Figure record extracts:
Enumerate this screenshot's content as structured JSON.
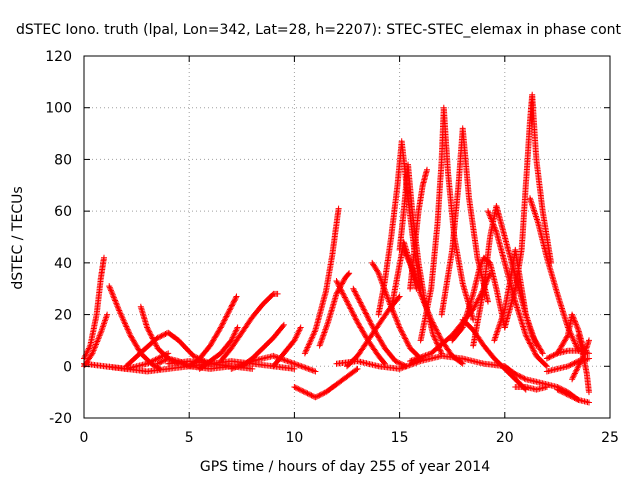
{
  "chart_data": {
    "type": "scatter",
    "title": "dSTEC Iono. truth (lpal, Lon=342, Lat=28, h=2207): STEC-STEC_elemax in phase cont",
    "xlabel": "GPS time / hours of day 255 of year 2014",
    "ylabel": "dSTEC  / TECUs",
    "xlim": [
      0,
      25
    ],
    "ylim": [
      -20,
      120
    ],
    "xticks": [
      0,
      5,
      10,
      15,
      20,
      25
    ],
    "yticks": [
      -20,
      0,
      20,
      40,
      60,
      80,
      100,
      120
    ],
    "grid": true,
    "marker": "+",
    "color": "#ff0000",
    "series": [
      {
        "x": [
          0.0,
          0.3,
          0.6,
          0.8,
          0.95
        ],
        "y": [
          3,
          8,
          20,
          34,
          42
        ]
      },
      {
        "x": [
          0.0,
          0.4,
          0.8,
          1.1
        ],
        "y": [
          0,
          5,
          13,
          20
        ]
      },
      {
        "x": [
          0.0,
          1.0,
          2.0,
          3.0,
          4.0
        ],
        "y": [
          1,
          0,
          -1,
          1,
          5
        ]
      },
      {
        "x": [
          1.2,
          1.7,
          2.2,
          2.7,
          3.2,
          3.6
        ],
        "y": [
          31,
          21,
          12,
          5,
          1,
          -1
        ]
      },
      {
        "x": [
          2.7,
          3.0,
          3.5,
          4.0,
          4.5
        ],
        "y": [
          23,
          15,
          7,
          3,
          1
        ]
      },
      {
        "x": [
          2.0,
          2.8,
          3.5,
          4.0,
          4.5,
          5.2,
          6.0
        ],
        "y": [
          0,
          6,
          11,
          13,
          10,
          4,
          1
        ]
      },
      {
        "x": [
          3.5,
          4.0,
          4.5,
          5.0,
          6.0,
          7.0
        ],
        "y": [
          1,
          3,
          2,
          0,
          -1,
          0
        ]
      },
      {
        "x": [
          4.0,
          5.0,
          6.0,
          7.0,
          8.0
        ],
        "y": [
          1,
          2,
          1,
          0,
          -1
        ]
      },
      {
        "x": [
          5.0,
          5.5,
          6.0,
          6.5,
          7.0,
          7.25
        ],
        "y": [
          0,
          3,
          8,
          15,
          23,
          27
        ]
      },
      {
        "x": [
          5.5,
          6.0,
          6.5,
          7.0,
          7.3
        ],
        "y": [
          -1,
          2,
          5,
          10,
          15
        ]
      },
      {
        "x": [
          6.5,
          7.0,
          7.5,
          8.0,
          8.5,
          9.0,
          9.2
        ],
        "y": [
          2,
          7,
          13,
          19,
          24,
          28,
          28
        ]
      },
      {
        "x": [
          7.5,
          8.0,
          8.5,
          9.0,
          9.5
        ],
        "y": [
          0,
          3,
          7,
          11,
          16
        ]
      },
      {
        "x": [
          7.0,
          8.0,
          9.0,
          10.0,
          11.0
        ],
        "y": [
          -1,
          2,
          4,
          1,
          -2
        ]
      },
      {
        "x": [
          9.0,
          9.5,
          10.0,
          10.3
        ],
        "y": [
          0,
          5,
          10,
          15
        ]
      },
      {
        "x": [
          10.0,
          10.5,
          11.0,
          11.5,
          12.0,
          13.0
        ],
        "y": [
          -8,
          -10,
          -12,
          -10,
          -7,
          -1
        ]
      },
      {
        "x": [
          10.5,
          11.0,
          11.5,
          11.8,
          12.0,
          12.1
        ],
        "y": [
          5,
          14,
          29,
          43,
          55,
          61
        ]
      },
      {
        "x": [
          11.2,
          11.6,
          12.0,
          12.4,
          12.6
        ],
        "y": [
          8,
          17,
          28,
          34,
          36
        ]
      },
      {
        "x": [
          12.0,
          12.5,
          13.0,
          13.5,
          14.0,
          14.3
        ],
        "y": [
          33,
          25,
          17,
          10,
          4,
          1
        ]
      },
      {
        "x": [
          12.5,
          13.0,
          13.5,
          14.0,
          14.5,
          15.0
        ],
        "y": [
          0,
          4,
          10,
          16,
          22,
          27
        ]
      },
      {
        "x": [
          12.8,
          13.3,
          13.8,
          14.3,
          14.8,
          15.3
        ],
        "y": [
          30,
          22,
          14,
          7,
          2,
          0
        ]
      },
      {
        "x": [
          13.7,
          14.0,
          14.5,
          15.0,
          15.5,
          16.0
        ],
        "y": [
          40,
          36,
          25,
          15,
          7,
          3
        ]
      },
      {
        "x": [
          14.0,
          14.3,
          14.6,
          14.9,
          15.1,
          15.4,
          15.7,
          16.0
        ],
        "y": [
          20,
          33,
          50,
          70,
          87,
          65,
          45,
          30
        ]
      },
      {
        "x": [
          14.6,
          14.9,
          15.2,
          15.5,
          15.8
        ],
        "y": [
          22,
          35,
          48,
          40,
          30
        ]
      },
      {
        "x": [
          15.0,
          15.2,
          15.4,
          15.6,
          15.9,
          16.2,
          16.6,
          17.0
        ],
        "y": [
          45,
          60,
          78,
          60,
          40,
          25,
          12,
          5
        ]
      },
      {
        "x": [
          15.2,
          15.6,
          16.0,
          16.5,
          17.0,
          17.5,
          18.0
        ],
        "y": [
          45,
          38,
          28,
          18,
          10,
          4,
          1
        ]
      },
      {
        "x": [
          15.5,
          15.7,
          15.9,
          16.1,
          16.3
        ],
        "y": [
          30,
          45,
          60,
          70,
          76
        ]
      },
      {
        "x": [
          15.5,
          16.5,
          17.5,
          18.5,
          19.0,
          19.3
        ],
        "y": [
          2,
          5,
          12,
          22,
          30,
          36
        ]
      },
      {
        "x": [
          16.0,
          16.5,
          16.8,
          17.0,
          17.1,
          17.3,
          17.6,
          18.0,
          18.5
        ],
        "y": [
          10,
          30,
          55,
          80,
          100,
          75,
          50,
          32,
          18
        ]
      },
      {
        "x": [
          17.0,
          17.5,
          17.8,
          18.0,
          18.3,
          18.7,
          19.2
        ],
        "y": [
          20,
          45,
          70,
          92,
          65,
          42,
          25
        ]
      },
      {
        "x": [
          17.5,
          18.0,
          18.5,
          18.8,
          19.0,
          19.3,
          19.6,
          20.0
        ],
        "y": [
          10,
          15,
          28,
          38,
          42,
          40,
          30,
          15
        ]
      },
      {
        "x": [
          18.0,
          18.5,
          19.0,
          19.5,
          20.0,
          20.5,
          21.0
        ],
        "y": [
          18,
          14,
          8,
          3,
          -1,
          -5,
          -9
        ]
      },
      {
        "x": [
          18.5,
          19.0,
          19.3,
          19.6,
          20.0,
          20.5,
          21.0,
          21.5
        ],
        "y": [
          8,
          30,
          50,
          62,
          50,
          35,
          20,
          8
        ]
      },
      {
        "x": [
          19.2,
          19.6,
          20.0,
          20.5,
          21.0,
          21.5,
          22.0
        ],
        "y": [
          60,
          52,
          40,
          25,
          12,
          4,
          0
        ]
      },
      {
        "x": [
          19.5,
          20.0,
          20.3,
          20.5,
          20.8,
          21.0,
          21.3,
          21.8
        ],
        "y": [
          10,
          22,
          35,
          45,
          30,
          20,
          12,
          5
        ]
      },
      {
        "x": [
          20.0,
          20.5,
          20.8,
          21.0,
          21.2,
          21.3,
          21.5,
          21.8,
          22.2
        ],
        "y": [
          15,
          30,
          45,
          70,
          95,
          105,
          80,
          60,
          40
        ]
      },
      {
        "x": [
          21.2,
          21.6,
          22.0,
          22.5,
          23.0,
          23.5
        ],
        "y": [
          65,
          55,
          42,
          28,
          15,
          6
        ]
      },
      {
        "x": [
          20.5,
          21.0,
          21.5,
          22.0
        ],
        "y": [
          -8,
          -8,
          -9,
          -8
        ]
      },
      {
        "x": [
          20.0,
          20.5,
          21.0,
          21.5,
          22.0,
          22.5,
          23.0,
          23.5
        ],
        "y": [
          0,
          -3,
          -5,
          -6,
          -7,
          -8,
          -10,
          -13
        ]
      },
      {
        "x": [
          22.5,
          23.0,
          23.2,
          23.5,
          23.7,
          23.8
        ],
        "y": [
          5,
          12,
          20,
          14,
          8,
          5
        ]
      },
      {
        "x": [
          22.0,
          22.5,
          23.0,
          23.5,
          24.0
        ],
        "y": [
          -2,
          -1,
          0,
          2,
          3
        ]
      },
      {
        "x": [
          23.2,
          23.5,
          23.8,
          24.0
        ],
        "y": [
          -5,
          0,
          5,
          10
        ]
      },
      {
        "x": [
          23.5,
          23.7,
          23.9,
          24.0
        ],
        "y": [
          12,
          5,
          -3,
          -10
        ]
      },
      {
        "x": [
          22.5,
          23.0,
          23.5,
          24.0
        ],
        "y": [
          -9,
          -11,
          -13,
          -14
        ]
      },
      {
        "x": [
          22.0,
          22.5,
          23.0,
          23.5,
          24.0
        ],
        "y": [
          3,
          5,
          6,
          6,
          5
        ]
      },
      {
        "x": [
          1.0,
          2.0,
          3.0,
          4.0,
          5.0,
          6.0,
          7.0,
          8.0,
          9.0,
          10.0
        ],
        "y": [
          0,
          -1,
          -2,
          -1,
          0,
          1,
          2,
          1,
          0,
          -1
        ]
      },
      {
        "x": [
          12.0,
          13.0,
          14.0,
          15.0,
          16.0,
          17.0,
          18.0,
          19.0,
          20.0
        ],
        "y": [
          1,
          2,
          0,
          -1,
          2,
          4,
          3,
          1,
          0
        ]
      }
    ]
  }
}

WHAT IS ASKED:
Work out how many lines in the records above contain the word "dSTEC", and give only that number.

ANSWER FOR THE TASK:
2